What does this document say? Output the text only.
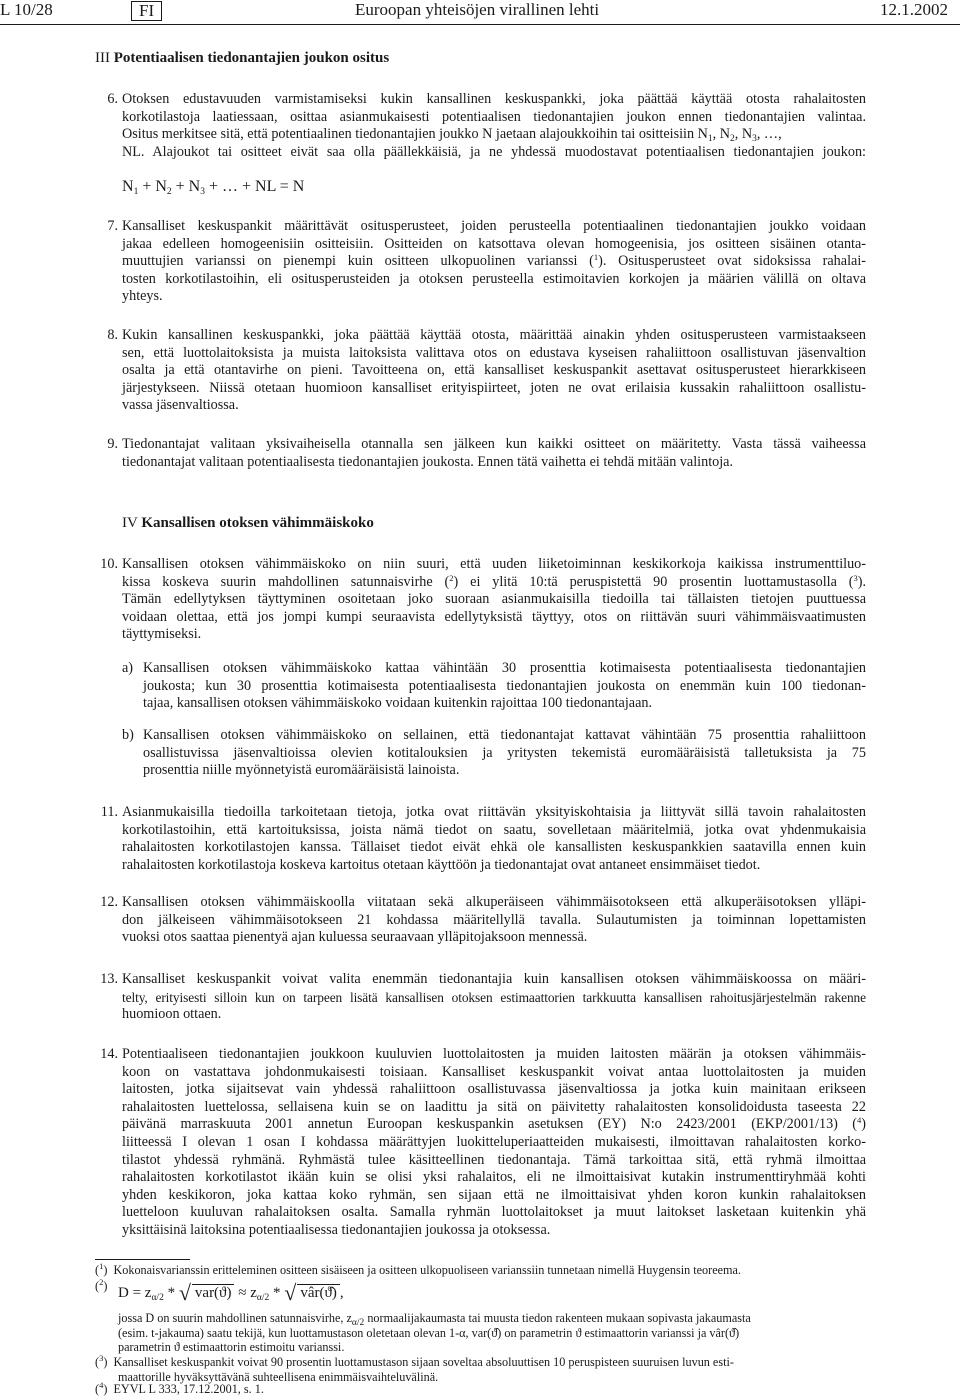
L 10/28	FI	Euroopan yhteisöjen virallinen lehti	12.1.2002
III Potentiaalisen tiedonantajien joukon ositus
6. Otoksen edustavuuden varmistamiseksi kukin kansallinen keskuspankki, joka päättää käyttää otosta rahalaitosten
korkotilastoja laatiessaan, osittaa asianmukaisesti potentiaalisen tiedonantajien joukon ennen tiedonantajien valintaa.
Ositus merkitsee sitä, että potentiaalinen tiedonantajien joukko N jaetaan alajoukkoihin tai ositteisiin $N_1$, $N_2$, $N_3$, …,
NL. Alajoukot tai ositteet eivät saa olla päällekkäisiä, ja ne yhdessä muodostavat potentiaalisen tiedonantajien joukon:
$N_1 + N_2 + N_3$ + … + NL = N
7. Kansalliset keskuspankit määrittävät ositusperusteet, joiden perusteella potentiaalinen tiedonantajien joukko voidaan
jakaa edelleen homogeenisiin ositteisiin. Ositteiden on katsottava olevan homogeenisia, jos ositteen sisäinen otanta-
muuttujien varianssi on pienempi kuin ositteen ulkopuolinen varianssi ($^1$). Ositusperusteet ovat sidoksissa rahalai-
tosten korkotilastoihin, eli ositusperusteiden ja otoksen perusteella estimoitavien korkojen ja määrien välillä on oltava
yhteys.
8. Kukin kansallinen keskuspankki, joka päättää käyttää otosta, määrittää ainakin yhden ositusperusteen varmistaakseen
sen, että luottolaitoksista ja muista laitoksista valittava otos on edustava kyseisen rahaliittoon osallistuvan jäsenvaltion
osalta ja että otantavirhe on pieni. Tavoitteena on, että kansalliset keskuspankit asettavat ositusperusteet hierarkkiseen
järjestykseen. Niissä otetaan huomioon kansalliset erityispiirteet, joten ne ovat erilaisia kussakin rahaliittoon osallistu-
vassa jäsenvaltiossa.
9. Tiedonantajat valitaan yksivaiheisella otannalla sen jälkeen kun kaikki ositteet on määritetty. Vasta tässä vaiheessa
tiedonantajat valitaan potentiaalisesta tiedonantajien joukosta. Ennen tätä vaihetta ei tehdä mitään valintoja.
IV Kansallisen otoksen vähimmäiskoko
10. Kansallisen otoksen vähimmäiskoko on niin suuri, että uuden liiketoiminnan keskikorkoja kaikissa instrumenttiluo-
kissa koskeva suurin mahdollinen satunnaisvirhe ($^2$) ei ylitä 10:tä peruspistettä 90 prosentin luottamustasolla ($^3$).
Tämän edellytyksen täyttyminen osoitetaan joko suoraan asianmukaisilla tiedoilla tai tällaisten tietojen puuttuessa
voidaan olettaa, että jos jompi kumpi seuraavista edellytyksistä täyttyy, otos on riittävän suuri vähimmäisvaatimusten
täyttymiseksi.
a) Kansallisen otoksen vähimmäiskoko kattaa vähintään 30 prosenttia kotimaisesta potentiaalisesta tiedonantajien
joukosta; kun 30 prosenttia kotimaisesta potentiaalisesta tiedonantajien joukosta on enemmän kuin 100 tiedonan-
tajaa, kansallisen otoksen vähimmäiskoko voidaan kuitenkin rajoittaa 100 tiedonantajaan.
b) Kansallisen otoksen vähimmäiskoko on sellainen, että tiedonantajat kattavat vähintään 75 prosenttia rahaliittoon
osallistuvissa jäsenvaltioissa olevien kotitalouksien ja yritysten tekemistä euromääräisistä talletuksista ja 75
prosenttia niille myönnetyistä euromääräisistä lainoista.
11. Asianmukaisilla tiedoilla tarkoitetaan tietoja, jotka ovat riittävän yksityiskohtaisia ja liittyvät sillä tavoin rahalaitosten
korkotilastoihin, että kartoituksissa, joista nämä tiedot on saatu, sovelletaan määritelmiä, jotka ovat yhdenmukaisia
rahalaitosten korkotilastojen kanssa. Tällaiset tiedot eivät ehkä ole kansallisten keskuspankkien saatavilla ennen kuin
rahalaitosten korkotilastoja koskeva kartoitus otetaan käyttöön ja tiedonantajat ovat antaneet ensimmäiset tiedot.
12. Kansallisen otoksen vähimmäiskoolla viitataan sekä alkuperäiseen vähimmäisotokseen että alkuperäisotoksen ylläpi-
don jälkeiseen vähimmäisotokseen 21 kohdassa määritellyllä tavalla. Sulautumisten ja toiminnan lopettamisten
vuoksi otos saattaa pienentyä ajan kuluessa seuraavaan ylläpitojaksoon mennessä.
13. Kansalliset keskuspankit voivat valita enemmän tiedonantajia kuin kansallisen otoksen vähimmäiskoossa on määri-
telty, erityisesti silloin kun on tarpeen lisätä kansallisen otoksen estimaattorien tarkkuutta kansallisen rahoitusjärjestelmän rakenne
huomioon ottaen.
14. Potentiaaliseen tiedonantajien joukkoon kuuluvien luottolaitosten ja muiden laitosten määrän ja otoksen vähimmäis-
koon on vastattava johdonmukaisesti toisiaan. Kansalliset keskuspankit voivat antaa luottolaitosten ja muiden
laitosten, jotka sijaitsevat vain yhdessä rahaliittoon osallistuvassa jäsenvaltiossa ja jotka kuin mainitaan erikseen
rahalaitosten luettelossa, sellaisena kuin se on laadittu ja sitä on päivitetty rahalaitosten konsolidoidusta taseesta 22
päivänä marraskuuta 2001 annetun Euroopan keskuspankin asetuksen (EY) N:o 2423/2001 (EKP/2001/13) ($^4$)
liitteessä I olevan 1 osan I kohdassa määrättyjen luokitteluperiaatteiden mukaisesti, ilmoittavan rahalaitosten korko-
tilastot yhdessä ryhmänä. Ryhmästä tulee käsitteellinen tiedonantaja. Tämä tarkoittaa sitä, että ryhmä ilmoittaa
rahalaitosten korkotilastot ikään kuin se olisi yksi rahalaitos, eli ne ilmoittaisivat kutakin instrumenttiryhmää kohti
yhden keskikoron, joka kattaa koko ryhmän, sen sijaan että ne ilmoittaisivat yhden koron kunkin rahalaitoksen
luetteloon kuuluvan rahalaitoksen osalta. Samalla ryhmän luottolaitokset ja muut laitokset lasketaan kuitenkin yhä
yksittäisinä laitoksina potentiaalisessa tiedonantajien joukossa ja otoksessa.
($^1$)  Kokonaisvarianssin eritteleminen ositteen sisäiseen ja ositteen ulkopuoliseen varianssiin tunnetaan nimellä Huygensin teoreema.
($^2$) $D = z_{\alpha/2}$ * √ $var(ϑ) \approx z_{\alpha/2}$ * √ vâr(ϑ̂) ,
jossa D on suurin mahdollinen satunnaisvirhe, $z_{\alpha/2}$ normaalijakaumasta tai muusta tiedon rakenteen mukaan sopivasta jakaumasta
(esim. t-jakauma) saatu tekijä, kun luottamustason oletetaan olevan 1-α, var(ϑ̂) on parametrin ϑ estimaattorin varianssi ja vâr(ϑ̂)
parametrin ϑ estimaattorin estimoitu varianssi.
($^3$)  Kansalliset keskuspankit voivat 90 prosentin luottamustason sijaan soveltaa absoluuttisen 10 peruspisteen suuruisen luvun esti-
maattorille hyväksyttävänä suhteellisena enimmäisvaihteluvälinä.
($^4$)  EYVL L 333, 17.12.2001, s. 1.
************
[Problem to work on]: Using only the data above, copy out the lines that include the word "sijaan".

[The completed task]:
yhden keskikoron, joka kattaa koko ryhmän, sen sijaan että ne ilmoittaisivat yhden koron kunkin rahalaitoksen
($^3$)  Kansalliset keskuspankit voivat 90 prosentin luottamustason sijaan soveltaa absoluuttisen 10 peruspisteen suuruisen luvun esti-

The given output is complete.